▶ _What is expected_
Extract, word for word, the stretch of rows from the first one through the row containing "minimize-button[interactable]: — —".

Listings of element regions
======
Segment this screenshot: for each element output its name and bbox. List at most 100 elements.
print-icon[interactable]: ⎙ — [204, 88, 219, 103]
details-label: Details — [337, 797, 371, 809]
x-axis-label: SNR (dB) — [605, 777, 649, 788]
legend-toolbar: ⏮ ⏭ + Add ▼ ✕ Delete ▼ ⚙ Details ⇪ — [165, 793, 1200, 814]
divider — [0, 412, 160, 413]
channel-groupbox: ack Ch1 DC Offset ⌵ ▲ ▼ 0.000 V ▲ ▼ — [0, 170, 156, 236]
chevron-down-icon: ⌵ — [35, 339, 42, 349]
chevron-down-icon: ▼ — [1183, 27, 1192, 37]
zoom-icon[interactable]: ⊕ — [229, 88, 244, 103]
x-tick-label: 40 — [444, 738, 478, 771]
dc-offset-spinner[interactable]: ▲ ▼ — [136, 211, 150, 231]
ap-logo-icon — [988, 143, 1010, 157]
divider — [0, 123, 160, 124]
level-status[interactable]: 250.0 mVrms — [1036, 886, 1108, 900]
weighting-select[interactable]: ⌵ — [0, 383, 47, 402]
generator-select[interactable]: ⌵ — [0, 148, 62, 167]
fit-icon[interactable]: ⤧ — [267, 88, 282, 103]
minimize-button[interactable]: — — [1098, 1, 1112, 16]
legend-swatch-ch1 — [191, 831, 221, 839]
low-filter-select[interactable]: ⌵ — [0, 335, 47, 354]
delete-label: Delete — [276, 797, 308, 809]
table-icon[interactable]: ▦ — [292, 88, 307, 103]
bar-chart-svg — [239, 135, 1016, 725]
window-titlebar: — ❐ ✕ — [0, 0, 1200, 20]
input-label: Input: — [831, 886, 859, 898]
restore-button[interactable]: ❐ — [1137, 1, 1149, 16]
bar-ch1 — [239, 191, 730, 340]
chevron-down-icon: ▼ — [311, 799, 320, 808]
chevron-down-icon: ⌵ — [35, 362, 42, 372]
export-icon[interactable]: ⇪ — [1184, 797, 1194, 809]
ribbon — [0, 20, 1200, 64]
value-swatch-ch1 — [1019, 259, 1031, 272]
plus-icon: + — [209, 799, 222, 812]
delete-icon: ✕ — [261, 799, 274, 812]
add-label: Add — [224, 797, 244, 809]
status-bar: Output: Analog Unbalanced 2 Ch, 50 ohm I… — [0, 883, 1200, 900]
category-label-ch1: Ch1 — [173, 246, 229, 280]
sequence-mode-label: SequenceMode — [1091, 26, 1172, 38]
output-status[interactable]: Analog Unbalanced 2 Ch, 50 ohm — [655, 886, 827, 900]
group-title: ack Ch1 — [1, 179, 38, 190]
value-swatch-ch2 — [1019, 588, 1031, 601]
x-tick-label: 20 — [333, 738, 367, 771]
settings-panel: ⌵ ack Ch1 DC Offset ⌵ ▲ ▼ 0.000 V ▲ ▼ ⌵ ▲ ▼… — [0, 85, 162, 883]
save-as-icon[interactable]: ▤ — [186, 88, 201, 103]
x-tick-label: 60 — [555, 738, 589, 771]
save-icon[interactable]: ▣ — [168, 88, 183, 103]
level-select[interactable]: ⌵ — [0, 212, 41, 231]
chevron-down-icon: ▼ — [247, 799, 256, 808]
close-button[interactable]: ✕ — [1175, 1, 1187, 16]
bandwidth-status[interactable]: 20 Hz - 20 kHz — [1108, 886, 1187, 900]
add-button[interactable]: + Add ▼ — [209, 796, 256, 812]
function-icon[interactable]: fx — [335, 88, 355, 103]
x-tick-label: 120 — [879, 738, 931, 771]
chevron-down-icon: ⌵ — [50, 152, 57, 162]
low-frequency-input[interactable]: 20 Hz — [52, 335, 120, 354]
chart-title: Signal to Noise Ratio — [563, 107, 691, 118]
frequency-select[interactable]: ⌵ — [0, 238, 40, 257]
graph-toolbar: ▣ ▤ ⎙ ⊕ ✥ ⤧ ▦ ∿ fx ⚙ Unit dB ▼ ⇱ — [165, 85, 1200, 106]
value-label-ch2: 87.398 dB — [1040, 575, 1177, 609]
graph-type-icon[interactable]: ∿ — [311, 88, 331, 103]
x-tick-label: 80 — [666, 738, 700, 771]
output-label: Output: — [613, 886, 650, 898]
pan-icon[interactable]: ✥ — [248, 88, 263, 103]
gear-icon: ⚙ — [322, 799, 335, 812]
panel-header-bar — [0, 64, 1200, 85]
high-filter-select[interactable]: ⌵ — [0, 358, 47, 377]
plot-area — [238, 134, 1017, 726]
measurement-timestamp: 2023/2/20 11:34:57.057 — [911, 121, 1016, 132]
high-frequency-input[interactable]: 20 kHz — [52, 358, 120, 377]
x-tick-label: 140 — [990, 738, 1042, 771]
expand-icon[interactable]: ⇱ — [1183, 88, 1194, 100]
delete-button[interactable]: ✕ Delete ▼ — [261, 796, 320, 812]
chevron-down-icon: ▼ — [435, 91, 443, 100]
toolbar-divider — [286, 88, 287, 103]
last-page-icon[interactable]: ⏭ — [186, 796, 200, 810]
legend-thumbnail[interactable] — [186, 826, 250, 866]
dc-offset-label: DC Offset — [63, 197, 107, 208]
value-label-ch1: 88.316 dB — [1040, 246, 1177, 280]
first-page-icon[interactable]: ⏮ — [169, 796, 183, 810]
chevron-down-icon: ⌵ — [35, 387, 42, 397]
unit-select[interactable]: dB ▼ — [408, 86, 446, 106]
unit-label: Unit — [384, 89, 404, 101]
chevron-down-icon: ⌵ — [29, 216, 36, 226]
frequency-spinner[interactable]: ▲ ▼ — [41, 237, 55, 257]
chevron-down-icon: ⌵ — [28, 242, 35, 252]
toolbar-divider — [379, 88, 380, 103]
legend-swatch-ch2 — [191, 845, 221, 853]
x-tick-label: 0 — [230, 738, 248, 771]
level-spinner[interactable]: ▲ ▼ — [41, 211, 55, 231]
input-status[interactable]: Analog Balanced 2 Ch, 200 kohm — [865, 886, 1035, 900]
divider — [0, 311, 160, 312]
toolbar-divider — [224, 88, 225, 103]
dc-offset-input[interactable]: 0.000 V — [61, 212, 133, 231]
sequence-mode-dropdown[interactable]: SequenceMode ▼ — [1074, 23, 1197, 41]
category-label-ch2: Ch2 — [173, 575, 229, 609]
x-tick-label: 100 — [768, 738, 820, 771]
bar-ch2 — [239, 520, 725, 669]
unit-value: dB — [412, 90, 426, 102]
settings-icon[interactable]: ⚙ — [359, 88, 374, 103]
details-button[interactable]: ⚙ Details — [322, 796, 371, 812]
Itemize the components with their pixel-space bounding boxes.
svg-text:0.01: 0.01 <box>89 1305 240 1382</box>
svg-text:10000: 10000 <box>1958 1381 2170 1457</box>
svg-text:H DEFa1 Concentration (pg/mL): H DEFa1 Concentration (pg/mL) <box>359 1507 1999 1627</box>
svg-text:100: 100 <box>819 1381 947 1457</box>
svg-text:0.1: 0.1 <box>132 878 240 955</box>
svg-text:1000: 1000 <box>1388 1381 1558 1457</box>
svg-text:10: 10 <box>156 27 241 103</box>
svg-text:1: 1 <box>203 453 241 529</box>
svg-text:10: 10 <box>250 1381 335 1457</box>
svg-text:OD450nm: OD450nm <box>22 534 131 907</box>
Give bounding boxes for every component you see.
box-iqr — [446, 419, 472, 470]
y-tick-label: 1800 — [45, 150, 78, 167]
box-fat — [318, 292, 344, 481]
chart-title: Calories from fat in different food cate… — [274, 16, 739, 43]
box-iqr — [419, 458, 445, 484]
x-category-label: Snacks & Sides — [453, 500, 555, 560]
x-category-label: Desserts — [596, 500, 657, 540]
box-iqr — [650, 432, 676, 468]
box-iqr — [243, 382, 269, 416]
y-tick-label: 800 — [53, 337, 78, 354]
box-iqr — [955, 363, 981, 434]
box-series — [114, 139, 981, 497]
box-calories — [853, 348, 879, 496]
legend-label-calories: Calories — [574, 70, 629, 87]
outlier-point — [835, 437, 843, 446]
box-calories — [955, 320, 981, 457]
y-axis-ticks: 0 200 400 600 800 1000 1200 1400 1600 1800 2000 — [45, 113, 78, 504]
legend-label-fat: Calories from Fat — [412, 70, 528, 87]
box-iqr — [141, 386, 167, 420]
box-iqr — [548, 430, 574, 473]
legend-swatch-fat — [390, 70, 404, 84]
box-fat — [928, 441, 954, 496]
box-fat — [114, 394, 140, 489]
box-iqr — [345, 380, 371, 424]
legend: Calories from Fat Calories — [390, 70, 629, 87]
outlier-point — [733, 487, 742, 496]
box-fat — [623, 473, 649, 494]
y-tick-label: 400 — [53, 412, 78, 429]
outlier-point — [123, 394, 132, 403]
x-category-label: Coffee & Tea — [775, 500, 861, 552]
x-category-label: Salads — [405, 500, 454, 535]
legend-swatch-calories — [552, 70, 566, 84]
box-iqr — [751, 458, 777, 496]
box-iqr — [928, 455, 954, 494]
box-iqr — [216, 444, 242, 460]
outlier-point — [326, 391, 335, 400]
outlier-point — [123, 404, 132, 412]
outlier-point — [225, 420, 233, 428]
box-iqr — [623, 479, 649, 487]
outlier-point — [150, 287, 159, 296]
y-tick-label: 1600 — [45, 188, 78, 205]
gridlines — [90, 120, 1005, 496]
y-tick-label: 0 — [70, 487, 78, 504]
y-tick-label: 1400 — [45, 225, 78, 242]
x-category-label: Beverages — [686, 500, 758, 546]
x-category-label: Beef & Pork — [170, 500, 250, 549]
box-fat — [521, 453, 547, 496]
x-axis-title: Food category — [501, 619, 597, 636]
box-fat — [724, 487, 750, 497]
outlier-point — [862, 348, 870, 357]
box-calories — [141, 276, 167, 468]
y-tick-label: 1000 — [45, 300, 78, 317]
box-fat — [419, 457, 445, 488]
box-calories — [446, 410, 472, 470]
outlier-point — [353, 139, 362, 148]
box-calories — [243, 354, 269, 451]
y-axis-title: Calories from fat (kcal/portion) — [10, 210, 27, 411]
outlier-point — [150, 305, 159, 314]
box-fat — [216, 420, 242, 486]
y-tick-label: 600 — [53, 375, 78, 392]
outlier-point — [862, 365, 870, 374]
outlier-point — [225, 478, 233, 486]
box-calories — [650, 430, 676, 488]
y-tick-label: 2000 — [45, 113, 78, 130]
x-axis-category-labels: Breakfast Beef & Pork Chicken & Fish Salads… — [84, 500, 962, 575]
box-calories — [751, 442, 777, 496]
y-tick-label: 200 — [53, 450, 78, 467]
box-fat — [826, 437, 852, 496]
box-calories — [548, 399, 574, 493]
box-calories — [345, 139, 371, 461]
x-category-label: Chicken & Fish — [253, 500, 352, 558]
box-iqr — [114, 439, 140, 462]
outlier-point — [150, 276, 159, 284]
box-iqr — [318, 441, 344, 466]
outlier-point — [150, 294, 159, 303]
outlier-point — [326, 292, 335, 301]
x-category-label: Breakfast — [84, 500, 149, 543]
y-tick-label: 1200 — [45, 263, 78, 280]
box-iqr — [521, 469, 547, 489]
======
▶ _Response to the task_
Segment this screenshot: for each element output its name and bbox. List at most 100 elements.
print-icon[interactable]: ⎙ — [204, 88, 219, 103]
details-label: Details — [337, 797, 371, 809]
x-axis-label: SNR (dB) — [605, 777, 649, 788]
legend-toolbar: ⏮ ⏭ + Add ▼ ✕ Delete ▼ ⚙ Details ⇪ — [165, 793, 1200, 814]
divider — [0, 412, 160, 413]
channel-groupbox: ack Ch1 DC Offset ⌵ ▲ ▼ 0.000 V ▲ ▼ — [0, 170, 156, 236]
chevron-down-icon: ⌵ — [35, 339, 42, 349]
chevron-down-icon: ▼ — [1183, 27, 1192, 37]
zoom-icon[interactable]: ⊕ — [229, 88, 244, 103]
x-tick-label: 40 — [444, 738, 478, 771]
dc-offset-spinner[interactable]: ▲ ▼ — [136, 211, 150, 231]
ap-logo-icon — [988, 143, 1010, 157]
divider — [0, 123, 160, 124]
level-status[interactable]: 250.0 mVrms — [1036, 886, 1108, 900]
weighting-select[interactable]: ⌵ — [0, 383, 47, 402]
generator-select[interactable]: ⌵ — [0, 148, 62, 167]
fit-icon[interactable]: ⤧ — [267, 88, 282, 103]
minimize-button[interactable]: — — [1098, 1, 1112, 16]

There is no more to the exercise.